## Task objective:
Transcribe the whole listing below without changing a word, but leave out every image.
---
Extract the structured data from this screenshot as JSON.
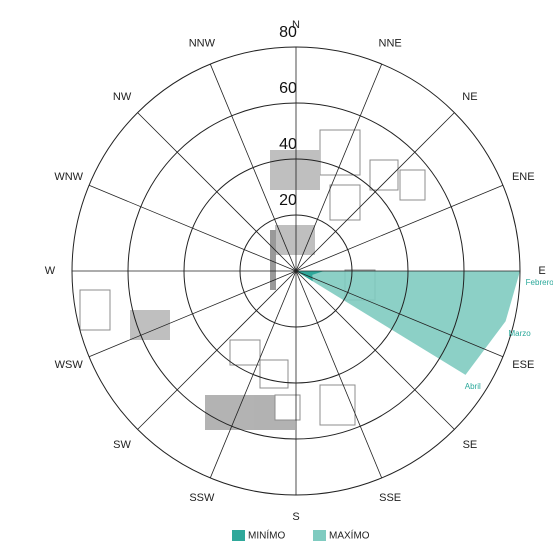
{
  "chart_data": {
    "type": "polar-area",
    "directions": [
      "N",
      "NNE",
      "NE",
      "ENE",
      "E",
      "ESE",
      "SE",
      "SSE",
      "S",
      "SSW",
      "SW",
      "WSW",
      "W",
      "WNW",
      "NW",
      "NNW"
    ],
    "categories": [
      "Febrero",
      "Marzo",
      "Abril"
    ],
    "x": [
      90,
      103.5,
      121.5
    ],
    "series": [
      {
        "name": "MINÍMO",
        "color": "#2fa89a",
        "values": [
          10,
          6,
          7
        ]
      },
      {
        "name": "MAXÍMO",
        "color": "#7fcbc0",
        "values": [
          80,
          77,
          71
        ]
      }
    ],
    "ylim": [
      0,
      80
    ],
    "yticks": [
      20,
      40,
      60,
      80
    ]
  }
}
---
## Response:
Extract the structured data from this screenshot as JSON.
{
  "chart_data": {
    "type": "polar-area",
    "directions": [
      "N",
      "NNE",
      "NE",
      "ENE",
      "E",
      "ESE",
      "SE",
      "SSE",
      "S",
      "SSW",
      "SW",
      "WSW",
      "W",
      "WNW",
      "NW",
      "NNW"
    ],
    "categories": [
      "Febrero",
      "Marzo",
      "Abril"
    ],
    "x": [
      90,
      103.5,
      121.5
    ],
    "series": [
      {
        "name": "MINÍMO",
        "color": "#2fa89a",
        "values": [
          10,
          6,
          7
        ]
      },
      {
        "name": "MAXÍMO",
        "color": "#7fcbc0",
        "values": [
          80,
          77,
          71
        ]
      }
    ],
    "ylim": [
      0,
      80
    ],
    "yticks": [
      20,
      40,
      60,
      80
    ]
  }
}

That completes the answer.